━━ SUPPLIED MATERIAL ━━

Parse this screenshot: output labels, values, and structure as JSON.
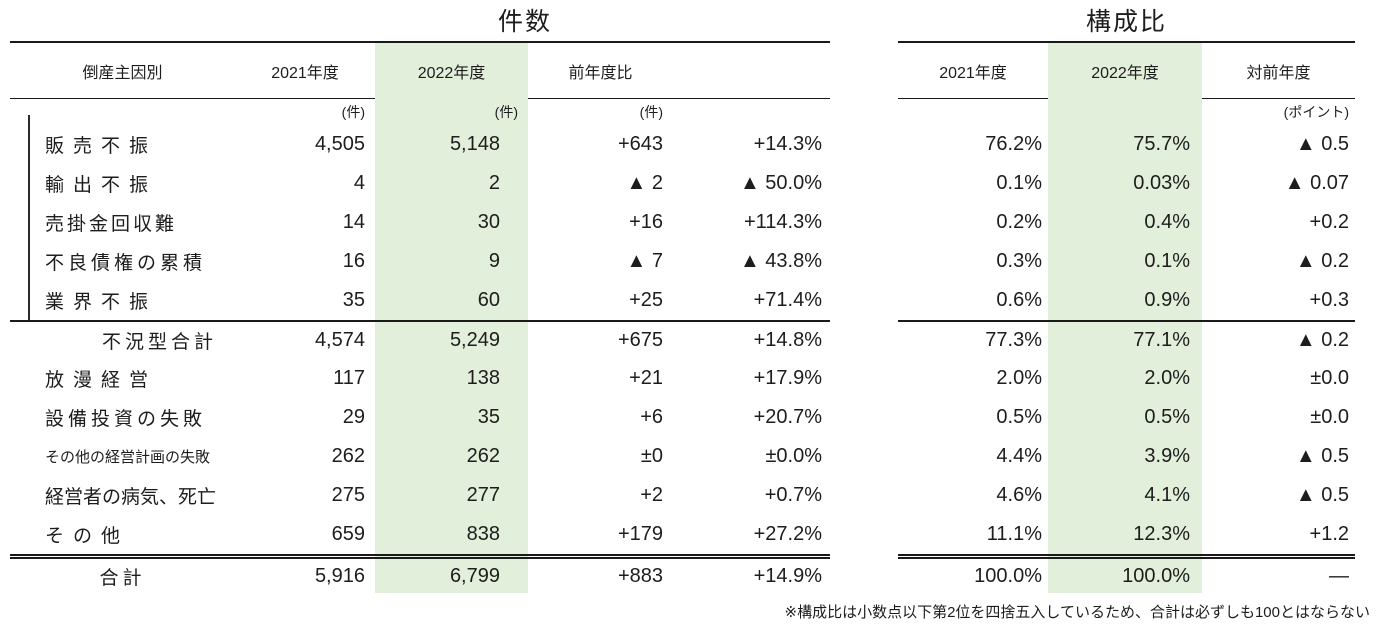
{
  "count": {
    "title": "件数",
    "col_cause": "倒産主因別",
    "col_2021": "2021年度",
    "col_2022": "2022年度",
    "col_yoy": "前年度比",
    "unit_2021": "(件)",
    "unit_2022": "(件)",
    "unit_yoy": "(件)"
  },
  "share": {
    "title": "構成比",
    "col_2021": "2021年度",
    "col_2022": "2022年度",
    "col_vs": "対前年度",
    "unit_vs": "(ポイント)"
  },
  "rows": [
    {
      "label": "販売不振",
      "cnt_2021": "4,505",
      "cnt_2022": "5,148",
      "diff": "+643",
      "pct": "+14.3%",
      "share_2021": "76.2%",
      "share_2022": "75.7%",
      "pt": "▲ 0.5"
    },
    {
      "label": "輸出不振",
      "cnt_2021": "4",
      "cnt_2022": "2",
      "diff": "▲ 2",
      "pct": "▲ 50.0%",
      "share_2021": "0.1%",
      "share_2022": "0.03%",
      "pt": "▲ 0.07"
    },
    {
      "label": "売掛金回収難",
      "cnt_2021": "14",
      "cnt_2022": "30",
      "diff": "+16",
      "pct": "+114.3%",
      "share_2021": "0.2%",
      "share_2022": "0.4%",
      "pt": "+0.2"
    },
    {
      "label": "不良債権の累積",
      "cnt_2021": "16",
      "cnt_2022": "9",
      "diff": "▲ 7",
      "pct": "▲ 43.8%",
      "share_2021": "0.3%",
      "share_2022": "0.1%",
      "pt": "▲ 0.2"
    },
    {
      "label": "業界不振",
      "cnt_2021": "35",
      "cnt_2022": "60",
      "diff": "+25",
      "pct": "+71.4%",
      "share_2021": "0.6%",
      "share_2022": "0.9%",
      "pt": "+0.3"
    },
    {
      "label": "不況型合計",
      "cnt_2021": "4,574",
      "cnt_2022": "5,249",
      "diff": "+675",
      "pct": "+14.8%",
      "share_2021": "77.3%",
      "share_2022": "77.1%",
      "pt": "▲ 0.2"
    },
    {
      "label": "放漫経営",
      "cnt_2021": "117",
      "cnt_2022": "138",
      "diff": "+21",
      "pct": "+17.9%",
      "share_2021": "2.0%",
      "share_2022": "2.0%",
      "pt": "±0.0"
    },
    {
      "label": "設備投資の失敗",
      "cnt_2021": "29",
      "cnt_2022": "35",
      "diff": "+6",
      "pct": "+20.7%",
      "share_2021": "0.5%",
      "share_2022": "0.5%",
      "pt": "±0.0"
    },
    {
      "label": "その他の経営計画の失敗",
      "cnt_2021": "262",
      "cnt_2022": "262",
      "diff": "±0",
      "pct": "±0.0%",
      "share_2021": "4.4%",
      "share_2022": "3.9%",
      "pt": "▲ 0.5"
    },
    {
      "label": "経営者の病気、死亡",
      "cnt_2021": "275",
      "cnt_2022": "277",
      "diff": "+2",
      "pct": "+0.7%",
      "share_2021": "4.6%",
      "share_2022": "4.1%",
      "pt": "▲ 0.5"
    },
    {
      "label": "その他",
      "cnt_2021": "659",
      "cnt_2022": "838",
      "diff": "+179",
      "pct": "+27.2%",
      "share_2021": "11.1%",
      "share_2022": "12.3%",
      "pt": "+1.2"
    }
  ],
  "total": {
    "label": "合計",
    "cnt_2021": "5,916",
    "cnt_2022": "6,799",
    "diff": "+883",
    "pct": "+14.9%",
    "share_2021": "100.0%",
    "share_2022": "100.0%",
    "pt": "—"
  },
  "footnote": "※構成比は小数点以下第2位を四捨五入しているため、合計は必ずしも100とはならない",
  "colors": {
    "highlight": "#e2efda"
  }
}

━━━

PROBLEM: Every record must be copied exactly, with images dropped from the result.

COMPLETED TASK:
Parse this screenshot: output labels, values, and structure as JSON.
{
  "count": {
    "title": "件数",
    "col_cause": "倒産主因別",
    "col_2021": "2021年度",
    "col_2022": "2022年度",
    "col_yoy": "前年度比",
    "unit_2021": "(件)",
    "unit_2022": "(件)",
    "unit_yoy": "(件)"
  },
  "share": {
    "title": "構成比",
    "col_2021": "2021年度",
    "col_2022": "2022年度",
    "col_vs": "対前年度",
    "unit_vs": "(ポイント)"
  },
  "rows": [
    {
      "label": "販売不振",
      "cnt_2021": "4,505",
      "cnt_2022": "5,148",
      "diff": "+643",
      "pct": "+14.3%",
      "share_2021": "76.2%",
      "share_2022": "75.7%",
      "pt": "▲ 0.5"
    },
    {
      "label": "輸出不振",
      "cnt_2021": "4",
      "cnt_2022": "2",
      "diff": "▲ 2",
      "pct": "▲ 50.0%",
      "share_2021": "0.1%",
      "share_2022": "0.03%",
      "pt": "▲ 0.07"
    },
    {
      "label": "売掛金回収難",
      "cnt_2021": "14",
      "cnt_2022": "30",
      "diff": "+16",
      "pct": "+114.3%",
      "share_2021": "0.2%",
      "share_2022": "0.4%",
      "pt": "+0.2"
    },
    {
      "label": "不良債権の累積",
      "cnt_2021": "16",
      "cnt_2022": "9",
      "diff": "▲ 7",
      "pct": "▲ 43.8%",
      "share_2021": "0.3%",
      "share_2022": "0.1%",
      "pt": "▲ 0.2"
    },
    {
      "label": "業界不振",
      "cnt_2021": "35",
      "cnt_2022": "60",
      "diff": "+25",
      "pct": "+71.4%",
      "share_2021": "0.6%",
      "share_2022": "0.9%",
      "pt": "+0.3"
    },
    {
      "label": "不況型合計",
      "cnt_2021": "4,574",
      "cnt_2022": "5,249",
      "diff": "+675",
      "pct": "+14.8%",
      "share_2021": "77.3%",
      "share_2022": "77.1%",
      "pt": "▲ 0.2"
    },
    {
      "label": "放漫経営",
      "cnt_2021": "117",
      "cnt_2022": "138",
      "diff": "+21",
      "pct": "+17.9%",
      "share_2021": "2.0%",
      "share_2022": "2.0%",
      "pt": "±0.0"
    },
    {
      "label": "設備投資の失敗",
      "cnt_2021": "29",
      "cnt_2022": "35",
      "diff": "+6",
      "pct": "+20.7%",
      "share_2021": "0.5%",
      "share_2022": "0.5%",
      "pt": "±0.0"
    },
    {
      "label": "その他の経営計画の失敗",
      "cnt_2021": "262",
      "cnt_2022": "262",
      "diff": "±0",
      "pct": "±0.0%",
      "share_2021": "4.4%",
      "share_2022": "3.9%",
      "pt": "▲ 0.5"
    },
    {
      "label": "経営者の病気、死亡",
      "cnt_2021": "275",
      "cnt_2022": "277",
      "diff": "+2",
      "pct": "+0.7%",
      "share_2021": "4.6%",
      "share_2022": "4.1%",
      "pt": "▲ 0.5"
    },
    {
      "label": "その他",
      "cnt_2021": "659",
      "cnt_2022": "838",
      "diff": "+179",
      "pct": "+27.2%",
      "share_2021": "11.1%",
      "share_2022": "12.3%",
      "pt": "+1.2"
    }
  ],
  "total": {
    "label": "合計",
    "cnt_2021": "5,916",
    "cnt_2022": "6,799",
    "diff": "+883",
    "pct": "+14.9%",
    "share_2021": "100.0%",
    "share_2022": "100.0%",
    "pt": "—"
  },
  "footnote": "※構成比は小数点以下第2位を四捨五入しているため、合計は必ずしも100とはならない",
  "colors": {
    "highlight": "#e2efda"
  }
}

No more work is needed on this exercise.